Source data:
+ + + + + + +
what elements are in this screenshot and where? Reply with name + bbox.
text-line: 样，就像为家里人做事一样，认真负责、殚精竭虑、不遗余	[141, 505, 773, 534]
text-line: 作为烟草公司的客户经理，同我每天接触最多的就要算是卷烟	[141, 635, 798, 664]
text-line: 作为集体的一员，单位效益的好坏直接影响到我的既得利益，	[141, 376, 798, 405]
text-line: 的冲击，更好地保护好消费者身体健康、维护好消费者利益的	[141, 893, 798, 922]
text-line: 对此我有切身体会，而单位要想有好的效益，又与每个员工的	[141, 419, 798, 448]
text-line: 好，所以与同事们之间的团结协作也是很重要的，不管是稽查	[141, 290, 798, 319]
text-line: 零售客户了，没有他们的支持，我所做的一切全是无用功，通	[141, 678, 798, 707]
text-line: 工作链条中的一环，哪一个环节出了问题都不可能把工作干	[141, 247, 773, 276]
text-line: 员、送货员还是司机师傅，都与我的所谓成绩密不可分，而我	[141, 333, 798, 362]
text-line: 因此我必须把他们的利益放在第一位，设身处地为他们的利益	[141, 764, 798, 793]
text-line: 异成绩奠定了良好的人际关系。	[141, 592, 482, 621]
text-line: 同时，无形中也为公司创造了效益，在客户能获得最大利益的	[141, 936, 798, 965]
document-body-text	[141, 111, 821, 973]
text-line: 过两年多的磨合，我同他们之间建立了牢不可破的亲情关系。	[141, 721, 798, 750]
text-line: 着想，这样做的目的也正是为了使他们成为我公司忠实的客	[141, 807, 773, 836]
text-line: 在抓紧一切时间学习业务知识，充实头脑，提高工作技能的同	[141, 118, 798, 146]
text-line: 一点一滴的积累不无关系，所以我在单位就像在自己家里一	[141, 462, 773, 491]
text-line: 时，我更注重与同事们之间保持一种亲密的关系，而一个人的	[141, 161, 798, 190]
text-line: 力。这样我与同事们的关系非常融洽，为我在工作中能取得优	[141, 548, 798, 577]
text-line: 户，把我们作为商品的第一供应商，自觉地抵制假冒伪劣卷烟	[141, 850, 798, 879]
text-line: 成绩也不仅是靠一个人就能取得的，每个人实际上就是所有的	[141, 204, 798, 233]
+ + + + + + +
Turn every line of the material above into a JSON list of strings, one string per line, skipping any blank lines.

Result of the task
[
  "what elements are in this screenshot and where? Reply with name + bbox.",
  "text-line: 样，就像为家里人做事一样，认真负责、殚精竭虑、不遗余\t[141, 505, 773, 534]",
  "text-line: 作为烟草公司的客户经理，同我每天接触最多的就要算是卷烟\t[141, 635, 798, 664]",
  "text-line: 作为集体的一员，单位效益的好坏直接影响到我的既得利益，\t[141, 376, 798, 405]",
  "text-line: 的冲击，更好地保护好消费者身体健康、维护好消费者利益的\t[141, 893, 798, 922]",
  "text-line: 对此我有切身体会，而单位要想有好的效益，又与每个员工的\t[141, 419, 798, 448]",
  "text-line: 好，所以与同事们之间的团结协作也是很重要的，不管是稽查\t[141, 290, 798, 319]",
  "text-line: 零售客户了，没有他们的支持，我所做的一切全是无用功，通\t[141, 678, 798, 707]",
  "text-line: 工作链条中的一环，哪一个环节出了问题都不可能把工作干\t[141, 247, 773, 276]",
  "text-line: 员、送货员还是司机师傅，都与我的所谓成绩密不可分，而我\t[141, 333, 798, 362]",
  "text-line: 因此我必须把他们的利益放在第一位，设身处地为他们的利益\t[141, 764, 798, 793]",
  "text-line: 异成绩奠定了良好的人际关系。\t[141, 592, 482, 621]",
  "text-line: 同时，无形中也为公司创造了效益，在客户能获得最大利益的\t[141, 936, 798, 965]",
  "document-body-text\t[141, 111, 821, 973]",
  "text-line: 过两年多的磨合，我同他们之间建立了牢不可破的亲情关系。\t[141, 721, 798, 750]",
  "text-line: 着想，这样做的目的也正是为了使他们成为我公司忠实的客\t[141, 807, 773, 836]",
  "text-line: 在抓紧一切时间学习业务知识，充实头脑，提高工作技能的同\t[141, 118, 798, 146]",
  "text-line: 一点一滴的积累不无关系，所以我在单位就像在自己家里一\t[141, 462, 773, 491]",
  "text-line: 时，我更注重与同事们之间保持一种亲密的关系，而一个人的\t[141, 161, 798, 190]",
  "text-line: 力。这样我与同事们的关系非常融洽，为我在工作中能取得优\t[141, 548, 798, 577]",
  "text-line: 户，把我们作为商品的第一供应商，自觉地抵制假冒伪劣卷烟\t[141, 850, 798, 879]",
  "text-line: 成绩也不仅是靠一个人就能取得的，每个人实际上就是所有的\t[141, 204, 798, 233]"
]